#### Excerpted passage ####

I think about my typical day. Waking up is hard, and nowadays, usually a little after noon. But once I've been up for 15 minutes and brushed my teeth and done my medicine routine, that's when I feel my best. But it lasts for half an hour at most. Then I'm weak, maybe from reading too much, maybe from not eating. Maybe for no reason. And then it's time to eat something or I will get even dizzier and fainter. I go to the kitchen (most days, there's been times I am too tired and just wait all day for my boyfriend to come home from work and get me food.) But usually I go to the kitchen and open the refrigerator. Sometimes I might stop there if there's nothing I can just grab and eat. Sometimes if anything requires mixing or heating up I give up and go back and lie down. But I'd say more than half the time I can heat something up or there is something I can just grab. So I eat. And then I start to feel the coma coming on. I feel poisoned, dizzy. I might lay down and just close my eyes. I might go to sleep. I might stay awake but be useless. And this is how I feel for the rest of the day, maybe I will feel better again around midnight.

At the beginning of the month I could read real books. But not now. I'm listening to The Immortal Life of Henrietta Lacks. It's really good. But I can't listen to it today. Today is one of those days I am feeling sorry for myself and don't want to listen to stories about people being doctors and journalists and driving and eating and living lives they apparently take for granted.

I'm afraid I haven't made my point but I have to stop writing and just post this soon or it will never get finished and posted.

#### Records supplied ####

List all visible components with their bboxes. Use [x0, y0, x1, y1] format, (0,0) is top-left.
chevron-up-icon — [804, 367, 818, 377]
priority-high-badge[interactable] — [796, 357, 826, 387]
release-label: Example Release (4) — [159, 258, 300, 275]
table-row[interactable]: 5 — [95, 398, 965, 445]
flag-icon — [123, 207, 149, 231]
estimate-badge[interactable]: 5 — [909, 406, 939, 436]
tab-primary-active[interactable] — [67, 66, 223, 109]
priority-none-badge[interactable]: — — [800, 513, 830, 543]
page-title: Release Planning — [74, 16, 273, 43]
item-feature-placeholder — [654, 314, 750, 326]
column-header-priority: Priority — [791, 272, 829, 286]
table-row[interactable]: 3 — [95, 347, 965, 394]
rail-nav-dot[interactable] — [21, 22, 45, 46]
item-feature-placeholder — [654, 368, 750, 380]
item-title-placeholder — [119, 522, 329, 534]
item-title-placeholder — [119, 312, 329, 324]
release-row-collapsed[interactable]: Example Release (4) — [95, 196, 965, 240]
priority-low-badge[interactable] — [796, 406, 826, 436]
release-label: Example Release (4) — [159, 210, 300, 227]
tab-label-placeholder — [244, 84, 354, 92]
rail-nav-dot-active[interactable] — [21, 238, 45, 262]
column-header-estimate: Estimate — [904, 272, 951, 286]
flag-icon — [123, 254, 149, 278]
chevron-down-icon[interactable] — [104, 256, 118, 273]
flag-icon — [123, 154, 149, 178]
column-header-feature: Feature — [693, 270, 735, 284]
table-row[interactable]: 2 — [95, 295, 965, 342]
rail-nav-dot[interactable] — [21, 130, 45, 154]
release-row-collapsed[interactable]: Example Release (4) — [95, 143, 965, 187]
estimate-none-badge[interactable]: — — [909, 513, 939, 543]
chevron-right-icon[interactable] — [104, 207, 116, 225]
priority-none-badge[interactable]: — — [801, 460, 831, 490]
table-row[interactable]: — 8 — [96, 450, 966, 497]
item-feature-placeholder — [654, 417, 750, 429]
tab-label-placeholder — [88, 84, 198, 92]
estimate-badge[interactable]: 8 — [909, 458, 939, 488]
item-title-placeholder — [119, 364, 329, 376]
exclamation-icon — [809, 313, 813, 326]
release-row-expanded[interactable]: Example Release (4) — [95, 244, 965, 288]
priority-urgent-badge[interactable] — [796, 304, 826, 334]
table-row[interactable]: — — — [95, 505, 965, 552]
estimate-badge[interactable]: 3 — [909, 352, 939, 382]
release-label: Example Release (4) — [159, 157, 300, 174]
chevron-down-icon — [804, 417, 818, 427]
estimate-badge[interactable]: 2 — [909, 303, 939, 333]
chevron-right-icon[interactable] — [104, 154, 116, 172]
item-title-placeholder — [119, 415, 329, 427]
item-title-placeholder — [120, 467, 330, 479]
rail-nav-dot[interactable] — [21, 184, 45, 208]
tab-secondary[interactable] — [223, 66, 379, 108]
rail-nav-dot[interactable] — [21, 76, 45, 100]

####

* _Required action 1_
In the post about the writer's typical day with illness, what audiobook is the writer listening to?
* _Required action 2_
Extend the post about the writer's typical day with illness, picking up after its final sentence.

* _Expected output 1_
The Immortal Life of Henrietta Lacks.

* _Expected output 2_
I read Toni Bernhard's How To Be Sick last month. I really liked it. There is some great advice in there. Good attitudes I've tried to adopt. But it doesn't happen overnight. She says that when you feel sad about something you can no longer do, instead, focus on feeling happy for the people who can do it. Easy at first, but keeping it up as an attitude...will take time. She also says that when you are feeling sorry for yourself have compassion for yourself and compassion for everyone else who is suffering. It's a beautiful idea. But easier said than continually done. It's a Buddhism inspired book, but she says you don't have to be a buddhist to benefit from it or believe in God or anything like that. But there is one thing you do have to do she doesn't mention that is just a big a leap. You have to change your idea about what a full life is supposed to be. You have to be OK with being sick.

She was a law professor when she got sick and now she seems to be mostly housebound, like me. She says she discovered opera and tennis after getting sick. So on a night when her husband is going out with her family and friends and she is sad that she can't go, she tries to make the best of it and listen to an opera CD.

Today I got up and felt pretty good, considering. I was able to unload the dishwasher, which usually means it's a good day. Which is good, because last night was terrible. Jim was over. I don't remember what we did. Watched two episodes of Monk on TV and then he just hung around while I addictively played Geosense and ate the gluten free cookies I made him get me. I wanted to tell him about my day, about the online classes, but I was too tired to talk.

It's been 3 hours now since I had breakfast and I'm starting to come out of my coma...but I didn't eat much and I'll have to eat again soon. After I ate I sat on the couch and I asked myself, what can I do now? Can I do the Monday crossword? No. Can I read? No. Can I listen to an audiobook? No, no. Can I listen to music? Maybe... I thought of Toni Bernhard and her opera. I put on a classical radio station. At first it's energy and complexity annoys me, but after a few minutes I'm enjoying it and I close my eyes and lie down.

Lying on my stomach. Listening to classical music on the radio. I know this might be all I do today. "Is this a life?" I ask. And I know I have to answer yes, it is, because the other answer will be overwhelmingly depressing.

*My days are not totally books and music. Before I ate and right after I also talked to or left messages for 3 different doctors and wrote an e-mail. I think about doctors and medicines all the times. It just didn't just fit into this post.